* Short task
Check every line of the entries that follow, and copy the ones containing "order".

* Records for the exercise
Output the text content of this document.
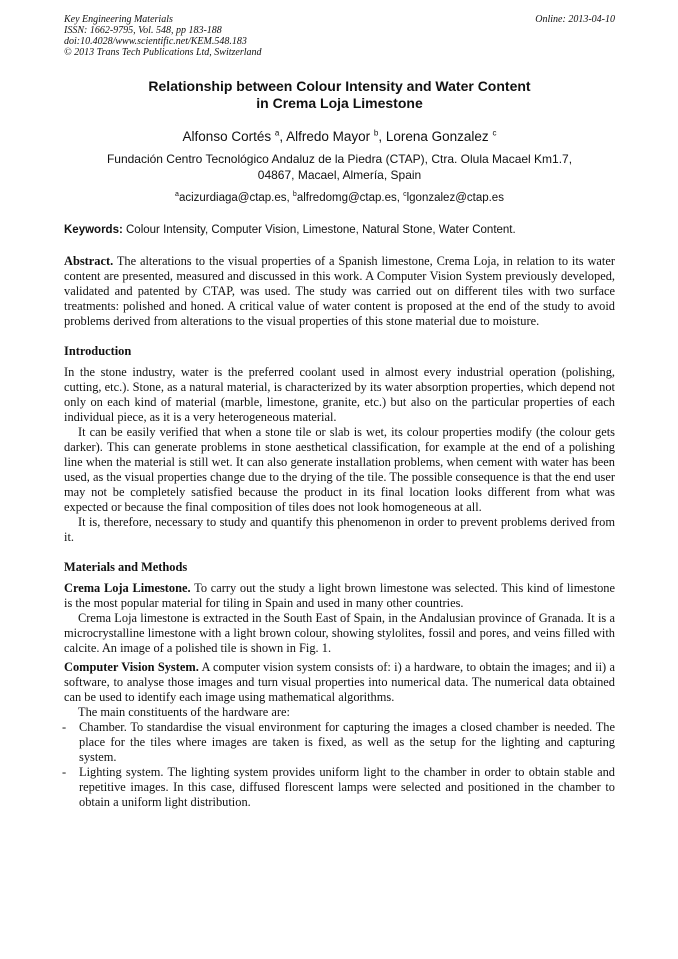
Key Engineering Materials
ISSN: 1662-9795, Vol. 548, pp 183-188
doi:10.4028/www.scientific.net/KEM.548.183
© 2013 Trans Tech Publications Ltd, Switzerland
Online: 2013-04-10
Relationship between Colour Intensity and Water Content
in Crema Loja Limestone
Alfonso Cortés $^a$, Alfredo Mayor $^b$, Lorena Gonzalez $^c$
Fundación Centro Tecnológico Andaluz de la Piedra (CTAP), Ctra. Olula Macael Km1.7,
04867, Macael, Almería, Spain
$^a$acizurdiaga@ctap.es, $^b$alfredomg@ctap.es, $^c$lgonzalez@ctap.es
Keywords: Colour Intensity, Computer Vision, Limestone, Natural Stone, Water Content.

Abstract. The alterations to the visual properties of a Spanish limestone, Crema Loja, in relation to its water content are presented, measured and discussed in this work. A Computer Vision System previously developed, validated and patented by CTAP, was used. The study was carried out on different tiles with two surface treatments: polished and honed. A critical value of water content is proposed at the end of the study to avoid problems derived from alterations to the visual properties of this stone material due to moisture.

Introduction

In the stone industry, water is the preferred coolant used in almost every industrial operation (polishing, cutting, etc.). Stone, as a natural material, is characterized by its water absorption properties, which depend not only on each kind of material (marble, limestone, granite, etc.) but also on the particular properties of each individual piece, as it is a very heterogeneous material.

It can be easily verified that when a stone tile or slab is wet, its colour properties modify (the colour gets darker). This can generate problems in stone aesthetical classification, for example at the end of a polishing line when the material is still wet. It can also generate installation problems, when cement with water has been used, as the visual properties change due to the drying of the tile. The possible consequence is that the end user may not be completely satisfied because the product in its final location looks different from what was expected or because the final composition of tiles does not look homogeneous at all.

It is, therefore, necessary to study and quantify this phenomenon in order to prevent problems derived from it.

Materials and Methods

Crema Loja Limestone. To carry out the study a light brown limestone was selected. This kind of limestone is the most popular material for tiling in Spain and used in many other countries.

Crema Loja limestone is extracted in the South East of Spain, in the Andalusian province of Granada. It is a microcrystalline limestone with a light brown colour, showing stylolites, fossil and pores, and veins filled with calcite. An image of a polished tile is shown in Fig. 1.

Computer Vision System. A computer vision system consists of: i) a hardware, to obtain the images; and ii) a software, to analyse those images and turn visual properties into numerical data. The numerical data obtained can be used to identify each image using mathematical algorithms.

The main constituents of the hardware are:

- Chamber. To standardise the visual environment for capturing the images a closed chamber is needed. The place for the tiles where images are taken is fixed, as well as the setup for the lighting and capturing system.
- Lighting system. The lighting system provides uniform light to the chamber in order to obtain stable and repetitive images. In this case, diffused florescent lamps were selected and positioned in the chamber to obtain a uniform light distribution.
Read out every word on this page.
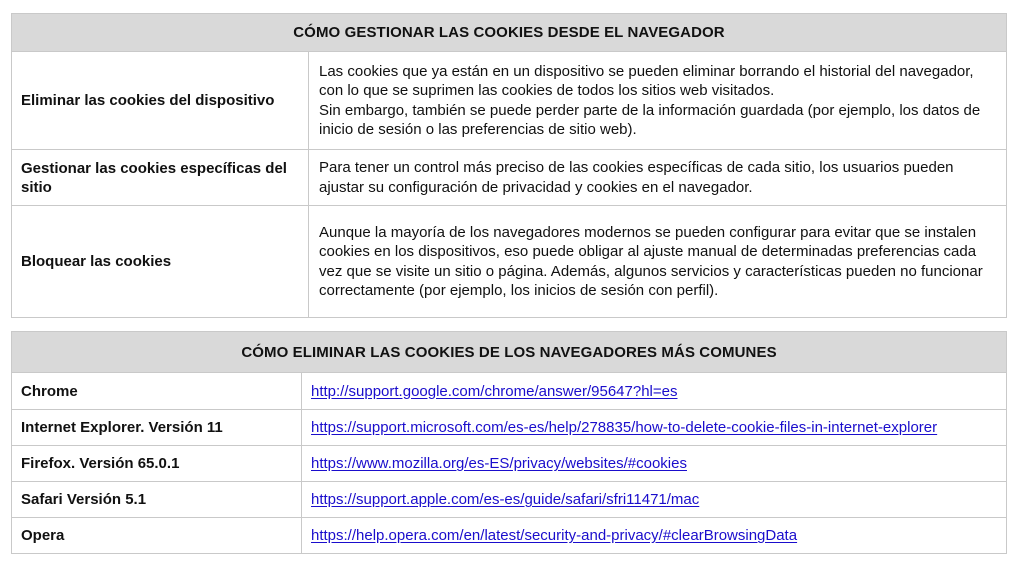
CÓMO GESTIONAR LAS COOKIES DESDE EL NAVEGADOR	
Eliminar las cookies del dispositivo	Las cookies que ya están en un dispositivo se pueden eliminar borrando el historial del navegador, con lo que se suprimen las cookies de todos los sitios web visitados.

Sin embargo, también se puede perder parte de la información guardada (por ejemplo, los datos de inicio de sesión o las preferencias de sitio web).

Gestionar las cookies específicas del sitio	Para tener un control más preciso de las cookies específicas de cada sitio, los usuarios pueden ajustar su configuración de privacidad y cookies en el navegador.

Bloquear las cookies	Aunque la mayoría de los navegadores modernos se pueden configurar para evitar que se instalen cookies en los dispositivos, eso puede obligar al ajuste manual de determinadas preferencias cada vez que se visite un sitio o página. Además, algunos servicios y características pueden no funcionar correctamente (por ejemplo, los inicios de sesión con perfil).

CÓMO ELIMINAR LAS COOKIES DE LOS NAVEGADORES MÁS COMUNES	
Chrome	http://support.google.com/chrome/answer/95647?hl=es
Internet Explorer. Versión 11	https://support.microsoft.com/es-es/help/278835/how-to-delete-cookie-files-in-internet-explorer
Firefox. Versión 65.0.1	https://www.mozilla.org/es-ES/privacy/websites/#cookies
Safari Versión 5.1	https://support.apple.com/es-es/guide/safari/sfri11471/mac
Opera	https://help.opera.com/en/latest/security-and-privacy/#clearBrowsingData
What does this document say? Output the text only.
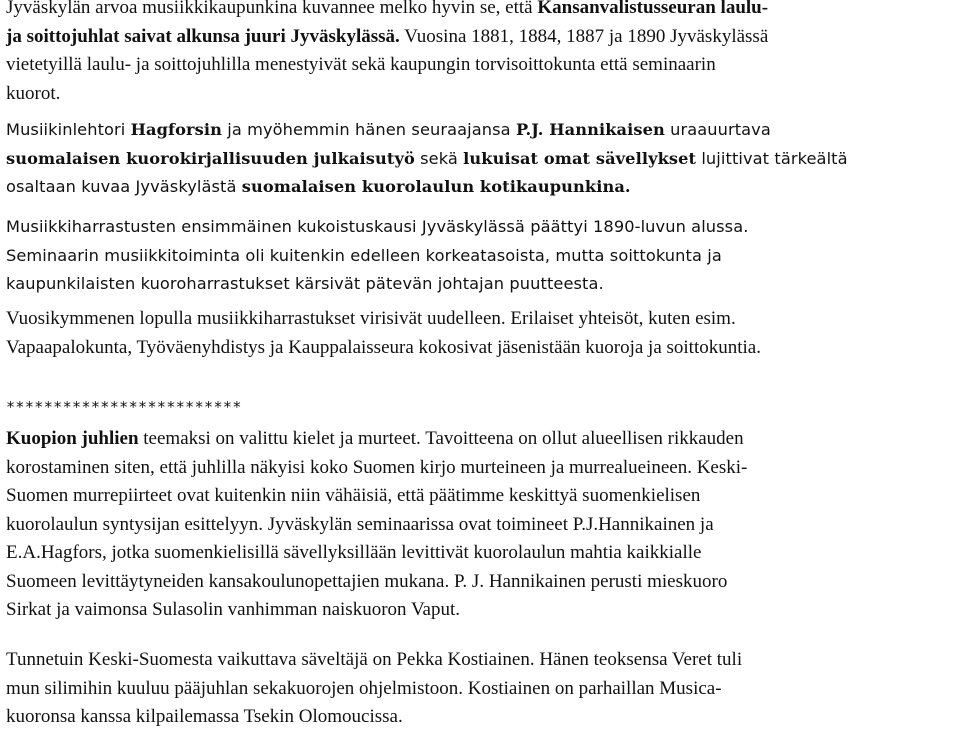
Jyväskylän arvoa musiikkikaupunkina kuvannee melko hyvin se, että Kansanvalistusseuran laulu-
ja soittojuhlat saivat alkunsa juuri Jyväskylässä. Vuosina 1881, 1884, 1887 ja 1890 Jyväskylässä
vietetyillä laulu- ja soittojuhlilla menestyivät sekä kaupungin torvisoittokunta että seminaarin
kuorot.

Musiikinlehtori Hagforsin ja myöhemmin hänen seuraajansa P.J. Hannikaisen uraauurtava
suomalaisen kuorokirjallisuuden julkaisutyö sekä lukuisat omat sävellykset lujittivat tärkeältä
osaltaan kuvaa Jyväskylästä suomalaisen kuorolaulun kotikaupunkina.

Musiikkiharrastusten ensimmäinen kukoistuskausi Jyväskylässä päättyi 1890-luvun alussa.
Seminaarin musiikkitoiminta oli kuitenkin edelleen korkeatasoista, mutta soittokunta ja
kaupunkilaisten kuoroharrastukset kärsivät pätevän johtajan puutteesta.

Vuosikymmenen lopulla musiikkiharrastukset virisivät uudelleen. Erilaiset yhteisöt, kuten esim.
Vapaapalokunta, Työväenyhdistys ja Kauppalaisseura kokosivat jäsenistään kuoroja ja soittokuntia.

*************************

Kuopion juhlien teemaksi on valittu kielet ja murteet. Tavoitteena on ollut alueellisen rikkauden
korostaminen siten, että juhlilla näkyisi koko Suomen kirjo murteineen ja murrealueineen. Keski-
Suomen murrepiirteet ovat kuitenkin niin vähäisiä, että päätimme keskittyä suomenkielisen
kuorolaulun syntysijan esittelyyn. Jyväskylän seminaarissa ovat toimineet P.J.Hannikainen ja
E.A.Hagfors, jotka suomenkielisillä sävellyksillään levittivät kuorolaulun mahtia kaikkialle
Suomeen levittäytyneiden kansakoulunopettajien mukana. P. J. Hannikainen perusti mieskuoro
Sirkat ja vaimonsa Sulasolin vanhimman naiskuoron Vaput.

Tunnetuin Keski-Suomesta vaikuttava säveltäjä on Pekka Kostiainen. Hänen teoksensa Veret tuli
mun silimihin kuuluu pääjuhlan sekakuorojen ohjelmistoon. Kostiainen on parhaillan Musica-
kuoronsa kanssa kilpailemassa Tsekin Olomoucissa.
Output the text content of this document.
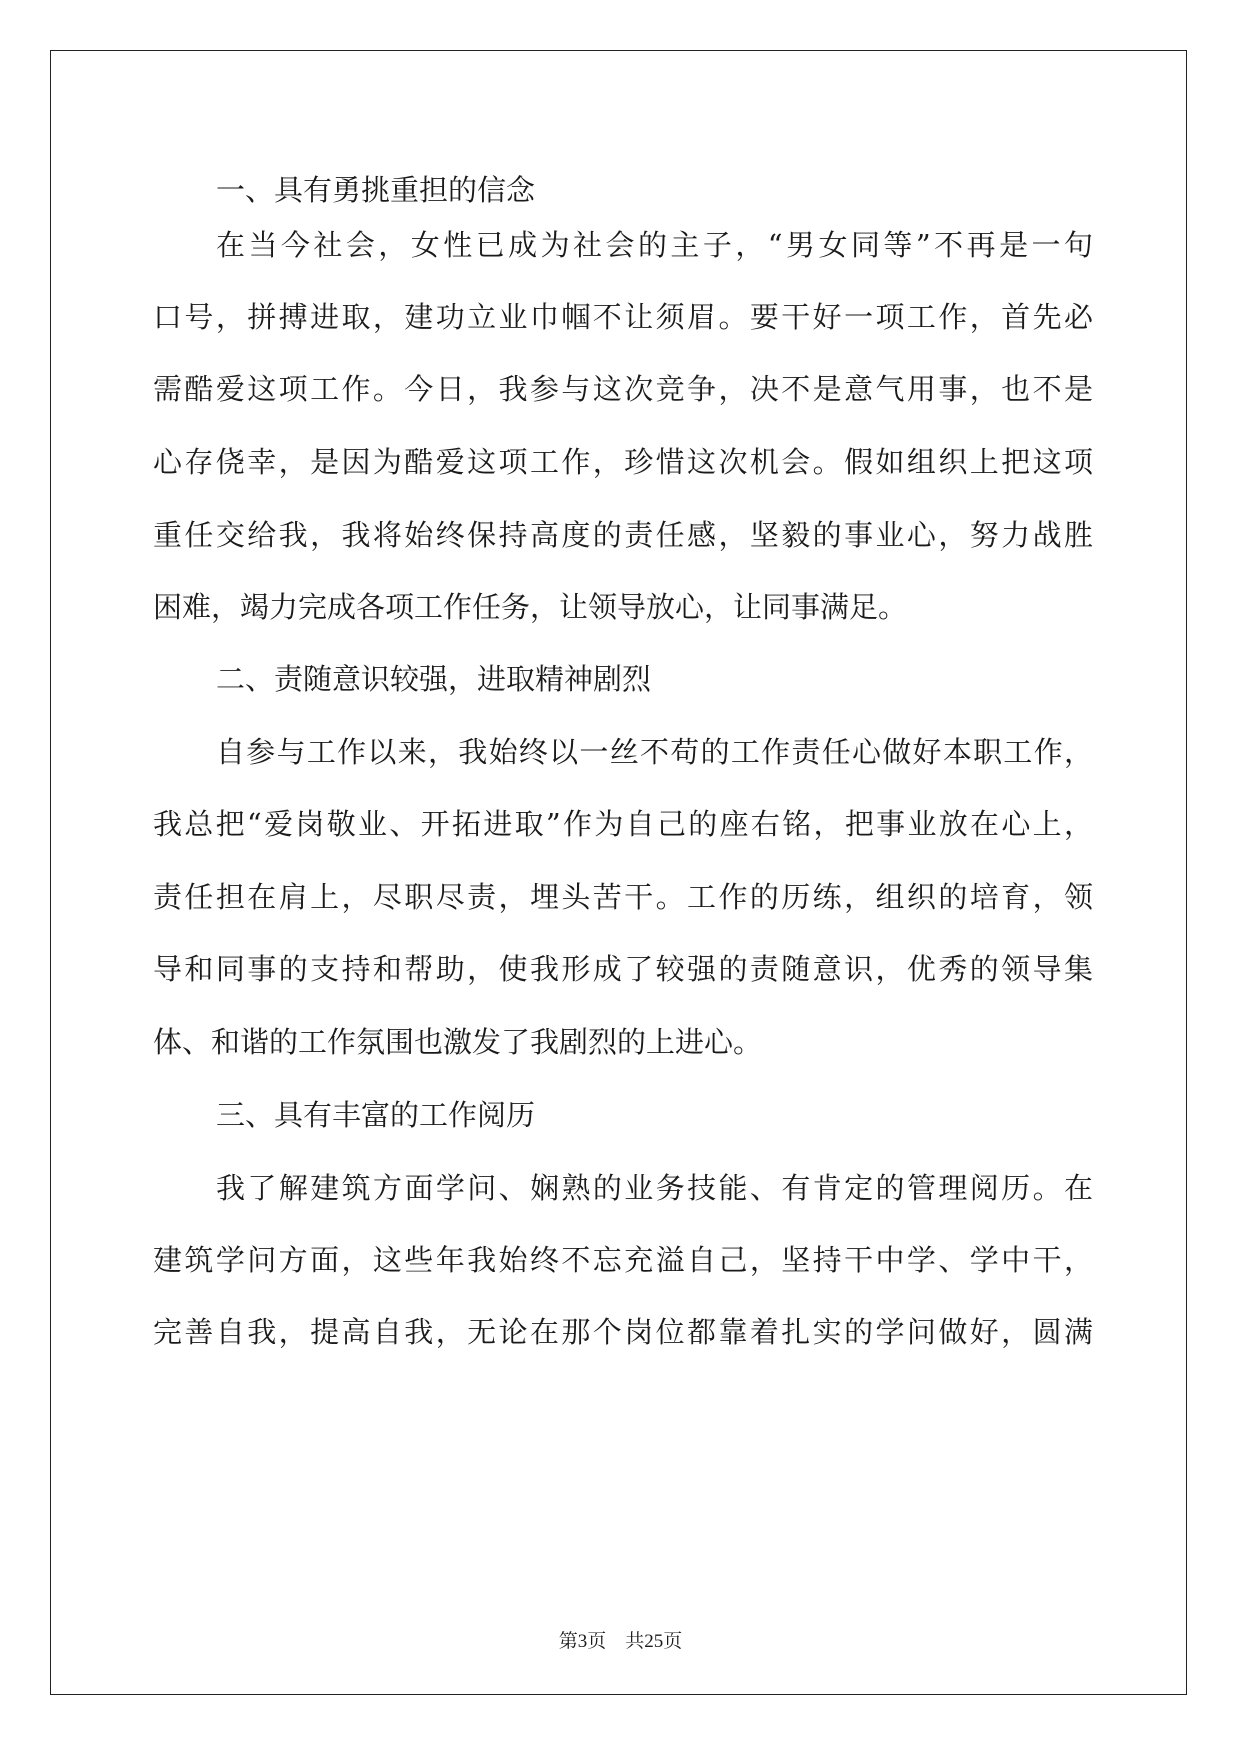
一、具有勇挑重担的信念
在当今社会，女性已成为社会的主子，“男女同等”不再是一句
口号，拼搏进取，建功立业巾帼不让须眉。要干好一项工作，首先必
需酷爱这项工作。今日，我参与这次竞争，决不是意气用事，也不是
心存侥幸，是因为酷爱这项工作，珍惜这次机会。假如组织上把这项
重任交给我，我将始终保持高度的责任感，坚毅的事业心，努力战胜
困难，竭力完成各项工作任务，让领导放心，让同事满足。
二、责随意识较强，进取精神剧烈
自参与工作以来，我始终以一丝不苟的工作责任心做好本职工作，
我总把“爱岗敬业、开拓进取”作为自己的座右铭，把事业放在心上，
责任担在肩上，尽职尽责，埋头苦干。工作的历练，组织的培育，领
导和同事的支持和帮助，使我形成了较强的责随意识，优秀的领导集
体、和谐的工作氛围也激发了我剧烈的上进心。
三、具有丰富的工作阅历
我了解建筑方面学问、娴熟的业务技能、有肯定的管理阅历。在
建筑学问方面，这些年我始终不忘充溢自己，坚持干中学、学中干，
完善自我，提高自我，无论在那个岗位都靠着扎实的学问做好，圆满
第3页 共25页
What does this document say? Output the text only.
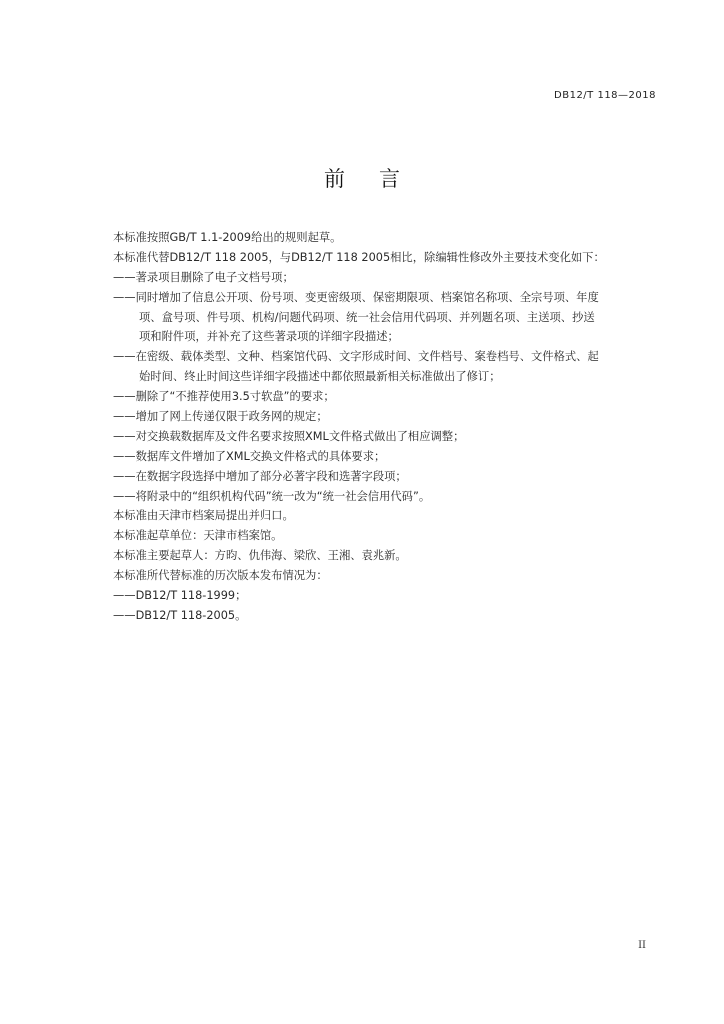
DB12/T 118—2018
前 言
本标准按照GB/T 1.1-2009给出的规则起草。
本标准代替DB12/T 118 2005，与DB12/T 118 2005相比，除编辑性修改外主要技术变化如下：
——著录项目删除了电子文档号项；
——同时增加了信息公开项、份号项、变更密级项、保密期限项、档案馆名称项、全宗号项、年度
项、盒号项、件号项、机构/问题代码项、统一社会信用代码项、并列题名项、主送项、抄送
项和附件项，并补充了这些著录项的详细字段描述；
——在密级、载体类型、文种、档案馆代码、文字形成时间、文件档号、案卷档号、文件格式、起
始时间、终止时间这些详细字段描述中都依照最新相关标准做出了修订；
——删除了“不推荐使用3.5寸软盘”的要求；
——增加了网上传递仅限于政务网的规定；
——对交换载数据库及文件名要求按照XML文件格式做出了相应调整；
——数据库文件增加了XML交换文件格式的具体要求；
——在数据字段选择中增加了部分必著字段和选著字段项；
——将附录中的“组织机构代码”统一改为“统一社会信用代码”。
本标准由天津市档案局提出并归口。
本标准起草单位：天津市档案馆。
本标准主要起草人：方昀、仇伟海、梁欣、王湘、袁兆新。
本标准所代替标准的历次版本发布情况为：
——DB12/T 118-1999；
——DB12/T 118-2005。
II
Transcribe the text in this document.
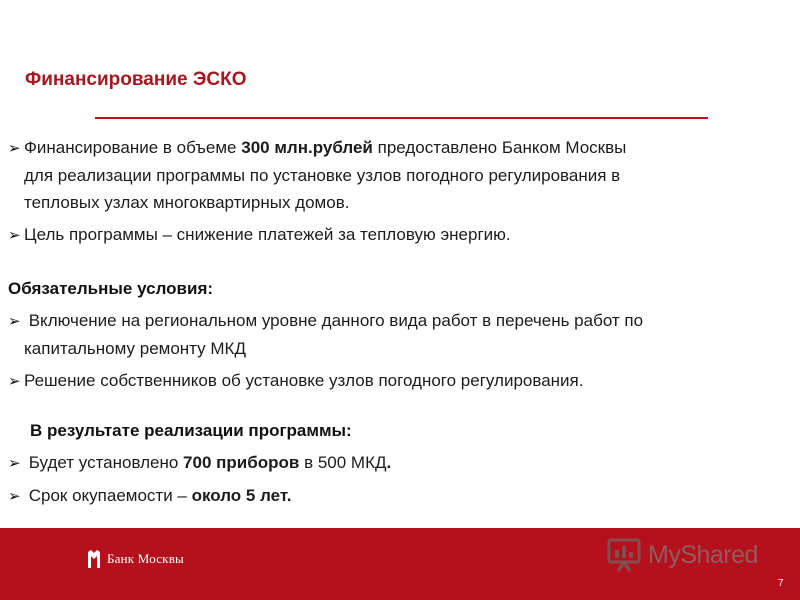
Финансирование ЭСКО
➢ Финансирование в объеме 300 млн.рублей предоставлено Банком Москвы
для реализации программы по установке узлов погодного регулирования в
тепловых узлах многоквартирных домов.
➢ Цель программы – снижение платежей за тепловую энергию.
Обязательные условия:
➢ Включение на региональном уровне данного вида работ в перечень работ по
капитальному ремонту МКД
➢ Решение собственников об установке узлов погодного регулирования.
В результате реализации программы:
➢ Будет установлено 700 приборов в 500 МКД.
➢ Срок окупаемости – около 5 лет.
Банк Москвы	MyShared
7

* Written response
It is, therefore, necessary to study and quantify this phenomenon in order to prevent problems derived from it.
- Lighting system. The lighting system provides uniform light to the chamber in order to obtain stable and repetitive images. In this case, diffused florescent lamps were selected and positioned in the chamber to obtain a uniform light distribution.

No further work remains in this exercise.